▶ **Challenge**
Tally the lines of the listing that contain the word "this", then give the total and nothing else.
__________________________________________________
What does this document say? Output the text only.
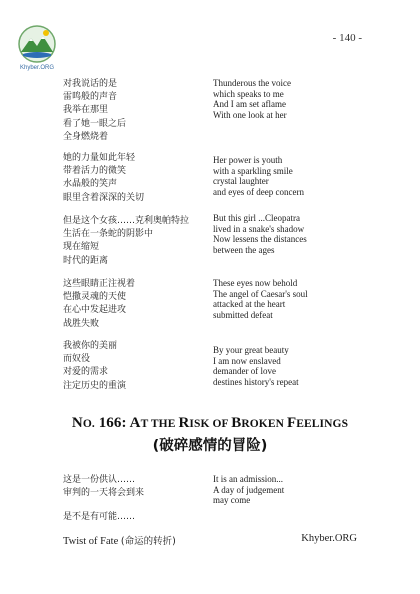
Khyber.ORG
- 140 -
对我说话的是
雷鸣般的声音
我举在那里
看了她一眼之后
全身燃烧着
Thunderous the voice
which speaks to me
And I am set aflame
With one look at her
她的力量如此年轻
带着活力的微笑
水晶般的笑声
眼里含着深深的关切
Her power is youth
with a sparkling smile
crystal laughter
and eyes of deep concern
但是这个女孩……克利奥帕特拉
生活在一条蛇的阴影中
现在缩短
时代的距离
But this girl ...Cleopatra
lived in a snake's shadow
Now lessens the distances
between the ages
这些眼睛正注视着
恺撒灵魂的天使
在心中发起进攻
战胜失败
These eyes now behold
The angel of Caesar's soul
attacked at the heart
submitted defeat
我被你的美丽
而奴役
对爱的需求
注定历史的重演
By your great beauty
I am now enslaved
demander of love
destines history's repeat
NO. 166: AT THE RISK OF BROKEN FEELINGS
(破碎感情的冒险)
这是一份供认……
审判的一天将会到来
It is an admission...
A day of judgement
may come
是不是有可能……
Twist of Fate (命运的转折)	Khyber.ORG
__________________________________________________
▶ **The solution**
2